(EXERCISE TASK)
Report every line below that holds the word "ylabel".

(RECORDS PROVIDED)

....

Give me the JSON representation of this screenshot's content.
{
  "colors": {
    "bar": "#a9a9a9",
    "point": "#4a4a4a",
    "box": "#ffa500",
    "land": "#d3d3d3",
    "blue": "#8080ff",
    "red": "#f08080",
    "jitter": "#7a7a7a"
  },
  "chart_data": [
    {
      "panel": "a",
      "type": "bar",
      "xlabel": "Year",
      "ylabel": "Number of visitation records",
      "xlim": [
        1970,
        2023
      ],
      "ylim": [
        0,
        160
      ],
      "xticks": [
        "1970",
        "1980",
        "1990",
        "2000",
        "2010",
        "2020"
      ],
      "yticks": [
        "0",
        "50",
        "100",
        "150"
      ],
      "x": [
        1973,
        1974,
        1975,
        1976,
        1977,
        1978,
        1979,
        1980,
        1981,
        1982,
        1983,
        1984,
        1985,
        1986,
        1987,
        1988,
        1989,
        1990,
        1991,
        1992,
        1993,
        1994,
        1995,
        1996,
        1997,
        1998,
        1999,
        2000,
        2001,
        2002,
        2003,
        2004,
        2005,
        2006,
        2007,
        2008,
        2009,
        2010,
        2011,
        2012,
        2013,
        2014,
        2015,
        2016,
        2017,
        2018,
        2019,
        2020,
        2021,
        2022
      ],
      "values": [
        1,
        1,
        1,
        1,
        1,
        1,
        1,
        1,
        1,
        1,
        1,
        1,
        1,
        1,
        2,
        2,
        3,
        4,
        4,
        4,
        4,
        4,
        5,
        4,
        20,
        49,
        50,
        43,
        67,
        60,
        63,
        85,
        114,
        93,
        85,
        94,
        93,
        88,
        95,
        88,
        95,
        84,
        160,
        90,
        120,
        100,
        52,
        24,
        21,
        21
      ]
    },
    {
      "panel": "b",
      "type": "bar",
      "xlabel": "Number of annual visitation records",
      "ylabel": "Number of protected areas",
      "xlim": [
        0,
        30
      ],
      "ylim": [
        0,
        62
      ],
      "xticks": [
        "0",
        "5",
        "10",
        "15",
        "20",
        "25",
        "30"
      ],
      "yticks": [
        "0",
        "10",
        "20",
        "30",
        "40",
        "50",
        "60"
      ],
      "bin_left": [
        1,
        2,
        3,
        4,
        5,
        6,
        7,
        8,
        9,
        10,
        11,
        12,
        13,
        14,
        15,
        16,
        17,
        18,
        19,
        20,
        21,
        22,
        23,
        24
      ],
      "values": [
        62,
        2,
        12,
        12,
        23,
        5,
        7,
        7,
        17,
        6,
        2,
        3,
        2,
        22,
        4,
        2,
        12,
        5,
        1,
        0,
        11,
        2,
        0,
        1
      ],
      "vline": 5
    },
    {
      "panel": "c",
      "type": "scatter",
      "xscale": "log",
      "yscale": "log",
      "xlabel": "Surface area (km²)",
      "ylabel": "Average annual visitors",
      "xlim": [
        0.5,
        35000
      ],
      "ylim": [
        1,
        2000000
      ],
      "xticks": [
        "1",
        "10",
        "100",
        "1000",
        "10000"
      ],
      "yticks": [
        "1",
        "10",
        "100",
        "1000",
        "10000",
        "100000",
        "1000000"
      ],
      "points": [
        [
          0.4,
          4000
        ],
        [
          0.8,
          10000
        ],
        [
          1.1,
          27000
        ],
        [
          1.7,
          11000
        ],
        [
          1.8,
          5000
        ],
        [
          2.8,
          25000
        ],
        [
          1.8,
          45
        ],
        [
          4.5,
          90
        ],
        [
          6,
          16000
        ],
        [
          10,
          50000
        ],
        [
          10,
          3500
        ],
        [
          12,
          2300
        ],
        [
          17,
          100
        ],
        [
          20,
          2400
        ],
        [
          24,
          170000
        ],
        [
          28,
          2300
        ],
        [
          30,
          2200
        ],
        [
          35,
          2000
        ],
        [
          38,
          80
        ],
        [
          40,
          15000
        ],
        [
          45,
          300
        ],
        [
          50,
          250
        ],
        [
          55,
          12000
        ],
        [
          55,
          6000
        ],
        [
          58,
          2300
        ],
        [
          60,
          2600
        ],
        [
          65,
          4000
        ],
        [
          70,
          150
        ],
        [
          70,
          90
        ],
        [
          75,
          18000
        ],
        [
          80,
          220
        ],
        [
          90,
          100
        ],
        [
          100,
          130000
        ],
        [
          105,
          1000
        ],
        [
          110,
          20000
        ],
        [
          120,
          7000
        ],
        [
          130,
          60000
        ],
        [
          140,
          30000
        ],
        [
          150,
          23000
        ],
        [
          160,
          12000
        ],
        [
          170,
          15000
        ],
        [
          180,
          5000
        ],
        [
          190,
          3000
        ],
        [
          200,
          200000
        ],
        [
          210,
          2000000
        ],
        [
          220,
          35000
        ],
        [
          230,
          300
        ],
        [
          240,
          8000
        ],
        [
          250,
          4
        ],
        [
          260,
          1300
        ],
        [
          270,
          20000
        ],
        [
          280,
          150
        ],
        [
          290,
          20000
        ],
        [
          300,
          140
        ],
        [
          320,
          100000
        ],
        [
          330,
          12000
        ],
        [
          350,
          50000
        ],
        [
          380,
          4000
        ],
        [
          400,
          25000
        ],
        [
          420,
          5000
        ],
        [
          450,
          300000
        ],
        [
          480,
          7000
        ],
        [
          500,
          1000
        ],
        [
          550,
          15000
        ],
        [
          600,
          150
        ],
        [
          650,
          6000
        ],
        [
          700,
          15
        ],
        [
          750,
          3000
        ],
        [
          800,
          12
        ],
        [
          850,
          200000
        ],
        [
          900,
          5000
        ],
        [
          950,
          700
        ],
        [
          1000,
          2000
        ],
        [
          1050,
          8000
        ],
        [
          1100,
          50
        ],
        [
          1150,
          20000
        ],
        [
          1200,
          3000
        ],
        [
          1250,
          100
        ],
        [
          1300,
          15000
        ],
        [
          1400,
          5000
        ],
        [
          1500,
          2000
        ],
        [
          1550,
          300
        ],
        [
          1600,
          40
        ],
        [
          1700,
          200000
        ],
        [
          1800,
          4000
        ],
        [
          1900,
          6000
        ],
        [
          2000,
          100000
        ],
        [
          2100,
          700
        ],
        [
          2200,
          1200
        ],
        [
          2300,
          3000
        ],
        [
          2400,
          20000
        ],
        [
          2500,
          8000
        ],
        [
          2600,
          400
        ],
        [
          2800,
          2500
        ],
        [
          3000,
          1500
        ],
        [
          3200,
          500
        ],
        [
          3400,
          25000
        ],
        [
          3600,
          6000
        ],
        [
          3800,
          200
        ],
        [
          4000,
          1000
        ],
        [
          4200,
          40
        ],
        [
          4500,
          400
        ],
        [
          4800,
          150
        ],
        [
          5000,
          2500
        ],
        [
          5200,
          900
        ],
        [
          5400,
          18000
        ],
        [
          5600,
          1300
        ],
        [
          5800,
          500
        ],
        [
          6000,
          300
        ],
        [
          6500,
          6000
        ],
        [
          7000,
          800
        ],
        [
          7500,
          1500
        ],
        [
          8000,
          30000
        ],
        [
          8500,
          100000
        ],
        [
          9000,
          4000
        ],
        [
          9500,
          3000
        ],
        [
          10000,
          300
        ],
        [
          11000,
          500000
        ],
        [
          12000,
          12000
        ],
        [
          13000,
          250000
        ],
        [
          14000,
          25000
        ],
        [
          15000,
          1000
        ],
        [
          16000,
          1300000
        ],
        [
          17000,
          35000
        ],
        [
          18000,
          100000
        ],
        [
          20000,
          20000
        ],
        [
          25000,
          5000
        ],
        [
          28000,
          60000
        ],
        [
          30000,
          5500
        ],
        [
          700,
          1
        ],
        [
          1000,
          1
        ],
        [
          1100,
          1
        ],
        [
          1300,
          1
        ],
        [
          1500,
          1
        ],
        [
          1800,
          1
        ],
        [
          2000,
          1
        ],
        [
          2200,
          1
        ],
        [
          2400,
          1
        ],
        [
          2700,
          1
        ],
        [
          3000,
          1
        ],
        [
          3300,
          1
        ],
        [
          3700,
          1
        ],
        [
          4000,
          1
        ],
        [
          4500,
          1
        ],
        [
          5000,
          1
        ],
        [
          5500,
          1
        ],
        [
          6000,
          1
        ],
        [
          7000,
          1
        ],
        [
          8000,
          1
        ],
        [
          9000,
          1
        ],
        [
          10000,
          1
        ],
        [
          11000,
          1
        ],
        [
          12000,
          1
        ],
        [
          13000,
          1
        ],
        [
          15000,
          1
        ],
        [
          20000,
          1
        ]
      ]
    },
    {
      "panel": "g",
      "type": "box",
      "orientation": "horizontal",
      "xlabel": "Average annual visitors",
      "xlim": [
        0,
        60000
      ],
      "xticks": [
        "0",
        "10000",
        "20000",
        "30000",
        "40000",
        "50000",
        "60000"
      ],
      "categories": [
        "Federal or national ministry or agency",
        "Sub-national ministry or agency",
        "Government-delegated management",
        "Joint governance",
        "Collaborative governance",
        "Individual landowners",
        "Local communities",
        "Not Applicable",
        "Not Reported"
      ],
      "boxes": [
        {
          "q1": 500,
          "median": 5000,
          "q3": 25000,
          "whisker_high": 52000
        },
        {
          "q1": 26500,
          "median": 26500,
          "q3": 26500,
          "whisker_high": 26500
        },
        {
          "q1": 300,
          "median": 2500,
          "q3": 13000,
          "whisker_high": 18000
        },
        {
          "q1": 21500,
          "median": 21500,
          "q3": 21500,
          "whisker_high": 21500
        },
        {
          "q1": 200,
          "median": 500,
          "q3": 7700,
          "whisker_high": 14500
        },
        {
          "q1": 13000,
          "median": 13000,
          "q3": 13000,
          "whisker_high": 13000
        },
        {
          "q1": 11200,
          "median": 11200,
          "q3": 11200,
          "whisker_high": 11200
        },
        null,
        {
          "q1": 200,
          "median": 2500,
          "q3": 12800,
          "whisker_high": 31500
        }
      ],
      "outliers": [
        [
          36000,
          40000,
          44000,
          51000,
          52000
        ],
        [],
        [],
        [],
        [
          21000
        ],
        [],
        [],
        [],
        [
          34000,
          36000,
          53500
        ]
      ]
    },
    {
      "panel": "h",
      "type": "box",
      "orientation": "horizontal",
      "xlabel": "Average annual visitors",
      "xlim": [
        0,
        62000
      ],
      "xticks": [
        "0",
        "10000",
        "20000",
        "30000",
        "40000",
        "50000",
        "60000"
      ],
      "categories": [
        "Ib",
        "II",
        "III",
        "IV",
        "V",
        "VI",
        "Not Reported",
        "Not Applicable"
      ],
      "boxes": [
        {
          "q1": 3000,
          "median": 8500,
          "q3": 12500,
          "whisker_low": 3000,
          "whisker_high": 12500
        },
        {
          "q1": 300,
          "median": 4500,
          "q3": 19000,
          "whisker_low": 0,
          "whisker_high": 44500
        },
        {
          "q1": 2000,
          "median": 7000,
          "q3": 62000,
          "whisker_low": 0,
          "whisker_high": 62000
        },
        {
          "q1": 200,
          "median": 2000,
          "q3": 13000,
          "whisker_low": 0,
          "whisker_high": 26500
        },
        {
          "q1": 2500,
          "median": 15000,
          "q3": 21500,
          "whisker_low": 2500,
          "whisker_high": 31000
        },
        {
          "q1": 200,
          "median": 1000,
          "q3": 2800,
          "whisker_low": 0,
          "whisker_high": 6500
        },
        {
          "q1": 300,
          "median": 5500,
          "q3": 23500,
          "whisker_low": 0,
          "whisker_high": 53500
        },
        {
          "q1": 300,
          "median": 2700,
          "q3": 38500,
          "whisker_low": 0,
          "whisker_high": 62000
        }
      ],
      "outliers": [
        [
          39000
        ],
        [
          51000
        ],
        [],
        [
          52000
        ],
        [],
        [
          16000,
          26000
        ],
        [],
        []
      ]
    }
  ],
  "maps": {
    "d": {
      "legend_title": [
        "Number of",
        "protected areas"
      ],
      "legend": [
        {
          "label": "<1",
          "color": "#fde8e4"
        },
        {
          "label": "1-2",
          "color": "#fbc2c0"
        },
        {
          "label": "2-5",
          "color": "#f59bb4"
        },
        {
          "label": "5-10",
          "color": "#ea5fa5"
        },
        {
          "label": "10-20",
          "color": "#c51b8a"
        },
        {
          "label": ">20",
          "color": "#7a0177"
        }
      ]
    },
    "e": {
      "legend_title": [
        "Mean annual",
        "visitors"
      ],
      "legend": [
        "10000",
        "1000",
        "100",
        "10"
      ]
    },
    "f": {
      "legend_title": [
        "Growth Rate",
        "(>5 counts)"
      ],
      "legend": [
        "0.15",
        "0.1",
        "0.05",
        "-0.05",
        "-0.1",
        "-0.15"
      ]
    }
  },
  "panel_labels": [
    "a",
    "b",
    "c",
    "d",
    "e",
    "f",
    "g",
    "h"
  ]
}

....

(RESULT FOR THIS TASK)
      "ylabel": "Number of visitation records",
      "ylabel": "Number of protected areas",
      "ylabel": "Average annual visitors",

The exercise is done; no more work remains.